Exercise description: Scan the lines below for the string "JSON" and report how many lines contain it, giving only the number.

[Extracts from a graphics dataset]
_ _ _ _

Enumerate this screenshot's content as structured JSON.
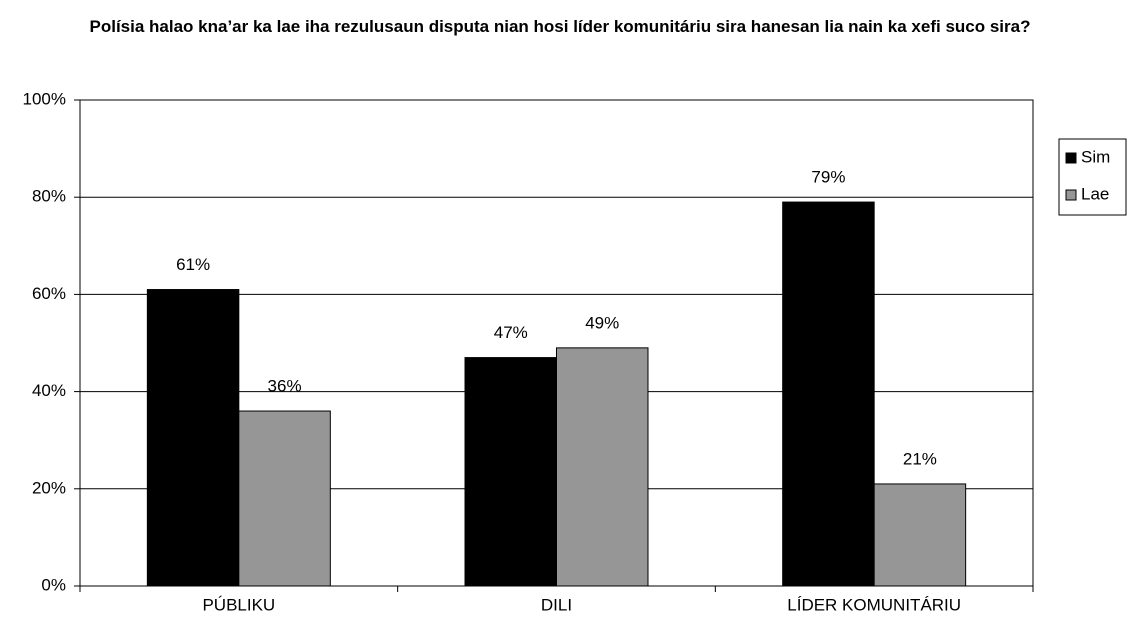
{
  "chart_data": {
    "type": "bar",
    "title": "Polísia halao kna’ar ka lae iha rezulusaun disputa nian hosi líder komunitáriu sira hanesan lia nain ka xefi suco sira?",
    "categories": [
      "PÚBLIKU",
      "DILI",
      "LÍDER KOMUNITÁRIU"
    ],
    "series": [
      {
        "name": "Sim",
        "color": "#000000",
        "values": [
          61,
          47,
          79
        ],
        "value_labels": [
          "61%",
          "47%",
          "79%"
        ]
      },
      {
        "name": "Lae",
        "color": "#969696",
        "values": [
          36,
          49,
          21
        ],
        "value_labels": [
          "36%",
          "49%",
          "21%"
        ]
      }
    ],
    "ylim": [
      0,
      100
    ],
    "yticks": [
      {
        "value": 0,
        "label": "0%"
      },
      {
        "value": 20,
        "label": "20%"
      },
      {
        "value": 40,
        "label": "40%"
      },
      {
        "value": 60,
        "label": "60%"
      },
      {
        "value": 80,
        "label": "80%"
      },
      {
        "value": 100,
        "label": "100%"
      }
    ],
    "grid": true,
    "legend": "right"
  }
}
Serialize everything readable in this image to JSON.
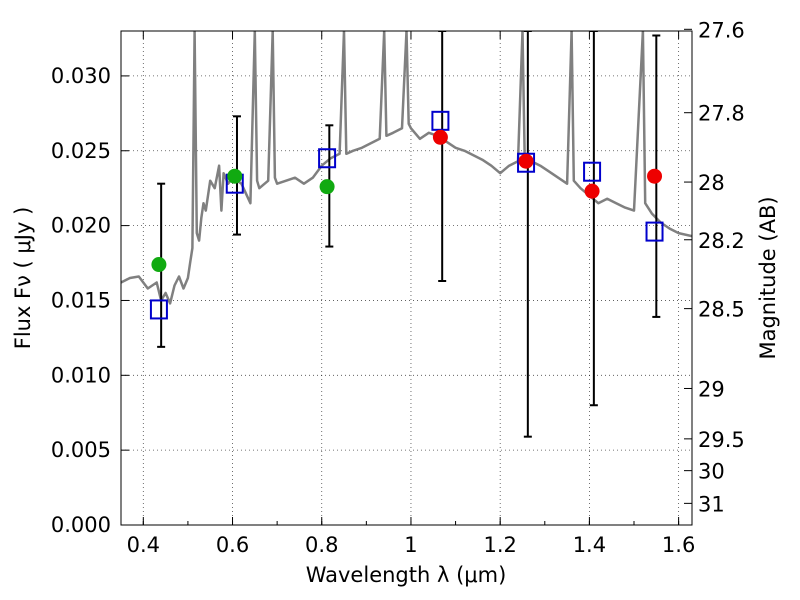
{
  "chart_data": {
    "type": "scatter",
    "xlabel": "Wavelength  λ (μm)",
    "ylabel": "Flux  Fν  ( μJy )",
    "ylabel_right": "Magnitude (AB)",
    "xlim": [
      0.35,
      1.63
    ],
    "ylim": [
      0.0,
      0.033
    ],
    "grid": true,
    "x_ticks": [
      {
        "value": 0.4,
        "label": "0.4"
      },
      {
        "value": 0.6,
        "label": "0.6"
      },
      {
        "value": 0.8,
        "label": "0.8"
      },
      {
        "value": 1.0,
        "label": "1"
      },
      {
        "value": 1.2,
        "label": "1.2"
      },
      {
        "value": 1.4,
        "label": "1.4"
      },
      {
        "value": 1.6,
        "label": "1.6"
      }
    ],
    "y_ticks": [
      {
        "value": 0.0,
        "label": "0.000"
      },
      {
        "value": 0.005,
        "label": "0.005"
      },
      {
        "value": 0.01,
        "label": "0.010"
      },
      {
        "value": 0.015,
        "label": "0.015"
      },
      {
        "value": 0.02,
        "label": "0.020"
      },
      {
        "value": 0.025,
        "label": "0.025"
      },
      {
        "value": 0.03,
        "label": "0.030"
      }
    ],
    "mag_ticks": [
      {
        "mag": 27.6,
        "label": "27.6"
      },
      {
        "mag": 27.8,
        "label": "27.8"
      },
      {
        "mag": 28.0,
        "label": "28"
      },
      {
        "mag": 28.2,
        "label": "28.2"
      },
      {
        "mag": 28.5,
        "label": "28.5"
      },
      {
        "mag": 29.0,
        "label": "29"
      },
      {
        "mag": 29.5,
        "label": "29.5"
      },
      {
        "mag": 30.0,
        "label": "30"
      },
      {
        "mag": 31.0,
        "label": "31"
      }
    ],
    "series": [
      {
        "kind": "spectrum-line",
        "color": "#808080",
        "points": [
          [
            0.35,
            0.0162
          ],
          [
            0.37,
            0.0165
          ],
          [
            0.39,
            0.0166
          ],
          [
            0.41,
            0.0158
          ],
          [
            0.43,
            0.0162
          ],
          [
            0.44,
            0.015
          ],
          [
            0.45,
            0.0155
          ],
          [
            0.46,
            0.0148
          ],
          [
            0.47,
            0.016
          ],
          [
            0.48,
            0.0166
          ],
          [
            0.49,
            0.0158
          ],
          [
            0.5,
            0.0165
          ],
          [
            0.505,
            0.0175
          ],
          [
            0.51,
            0.0185
          ],
          [
            0.515,
            0.033
          ],
          [
            0.52,
            0.0195
          ],
          [
            0.525,
            0.019
          ],
          [
            0.53,
            0.0205
          ],
          [
            0.535,
            0.0215
          ],
          [
            0.54,
            0.021
          ],
          [
            0.55,
            0.023
          ],
          [
            0.56,
            0.0225
          ],
          [
            0.57,
            0.024
          ],
          [
            0.575,
            0.021
          ],
          [
            0.58,
            0.0235
          ],
          [
            0.59,
            0.0228
          ],
          [
            0.6,
            0.0232
          ],
          [
            0.62,
            0.0228
          ],
          [
            0.64,
            0.0215
          ],
          [
            0.65,
            0.033
          ],
          [
            0.655,
            0.023
          ],
          [
            0.66,
            0.0225
          ],
          [
            0.68,
            0.023
          ],
          [
            0.69,
            0.033
          ],
          [
            0.695,
            0.0232
          ],
          [
            0.7,
            0.0228
          ],
          [
            0.72,
            0.023
          ],
          [
            0.74,
            0.0232
          ],
          [
            0.76,
            0.0228
          ],
          [
            0.78,
            0.0232
          ],
          [
            0.8,
            0.024
          ],
          [
            0.82,
            0.0245
          ],
          [
            0.84,
            0.0248
          ],
          [
            0.85,
            0.033
          ],
          [
            0.855,
            0.0248
          ],
          [
            0.87,
            0.025
          ],
          [
            0.89,
            0.0252
          ],
          [
            0.91,
            0.0255
          ],
          [
            0.93,
            0.0258
          ],
          [
            0.94,
            0.033
          ],
          [
            0.945,
            0.026
          ],
          [
            0.96,
            0.0262
          ],
          [
            0.98,
            0.0265
          ],
          [
            0.99,
            0.033
          ],
          [
            0.995,
            0.0268
          ],
          [
            1.0,
            0.0265
          ],
          [
            1.02,
            0.0258
          ],
          [
            1.04,
            0.0262
          ],
          [
            1.06,
            0.026
          ],
          [
            1.08,
            0.0256
          ],
          [
            1.1,
            0.0252
          ],
          [
            1.12,
            0.025
          ],
          [
            1.14,
            0.0247
          ],
          [
            1.16,
            0.0244
          ],
          [
            1.18,
            0.024
          ],
          [
            1.2,
            0.0235
          ],
          [
            1.22,
            0.024
          ],
          [
            1.24,
            0.0243
          ],
          [
            1.25,
            0.033
          ],
          [
            1.255,
            0.0245
          ],
          [
            1.27,
            0.0243
          ],
          [
            1.29,
            0.024
          ],
          [
            1.31,
            0.0236
          ],
          [
            1.33,
            0.0232
          ],
          [
            1.35,
            0.0228
          ],
          [
            1.36,
            0.033
          ],
          [
            1.365,
            0.023
          ],
          [
            1.38,
            0.0225
          ],
          [
            1.4,
            0.022
          ],
          [
            1.42,
            0.0215
          ],
          [
            1.44,
            0.0218
          ],
          [
            1.46,
            0.0215
          ],
          [
            1.48,
            0.0212
          ],
          [
            1.5,
            0.021
          ],
          [
            1.52,
            0.033
          ],
          [
            1.525,
            0.0215
          ],
          [
            1.54,
            0.0208
          ],
          [
            1.56,
            0.0202
          ],
          [
            1.58,
            0.0198
          ],
          [
            1.6,
            0.0195
          ],
          [
            1.63,
            0.0193
          ]
        ]
      },
      {
        "kind": "model-squares",
        "color": "#0000cc",
        "points": [
          [
            0.435,
            0.0144
          ],
          [
            0.605,
            0.0228
          ],
          [
            0.812,
            0.0245
          ],
          [
            1.066,
            0.027
          ],
          [
            1.258,
            0.0242
          ],
          [
            1.406,
            0.0236
          ],
          [
            1.546,
            0.0196
          ]
        ]
      },
      {
        "kind": "green-points",
        "color": "#11aa11",
        "points": [
          [
            0.435,
            0.0174
          ],
          [
            0.605,
            0.0233
          ],
          [
            0.812,
            0.0226
          ]
        ]
      },
      {
        "kind": "red-points",
        "color": "#ee0000",
        "points": [
          [
            1.066,
            0.0259
          ],
          [
            1.258,
            0.0243
          ],
          [
            1.406,
            0.0223
          ],
          [
            1.546,
            0.0233
          ]
        ]
      },
      {
        "kind": "error-bars",
        "color": "#000000",
        "bars": [
          {
            "x": 0.44,
            "low": 0.0119,
            "high": 0.0228
          },
          {
            "x": 0.61,
            "low": 0.0194,
            "high": 0.0273
          },
          {
            "x": 0.817,
            "low": 0.0186,
            "high": 0.0267
          },
          {
            "x": 1.07,
            "low": 0.0163,
            "high": 0.033
          },
          {
            "x": 1.262,
            "low": 0.0059,
            "high": 0.033
          },
          {
            "x": 1.41,
            "low": 0.008,
            "high": 0.033
          },
          {
            "x": 1.55,
            "low": 0.0139,
            "high": 0.0327
          }
        ]
      }
    ]
  }
}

_ _ _ _

Written response: 2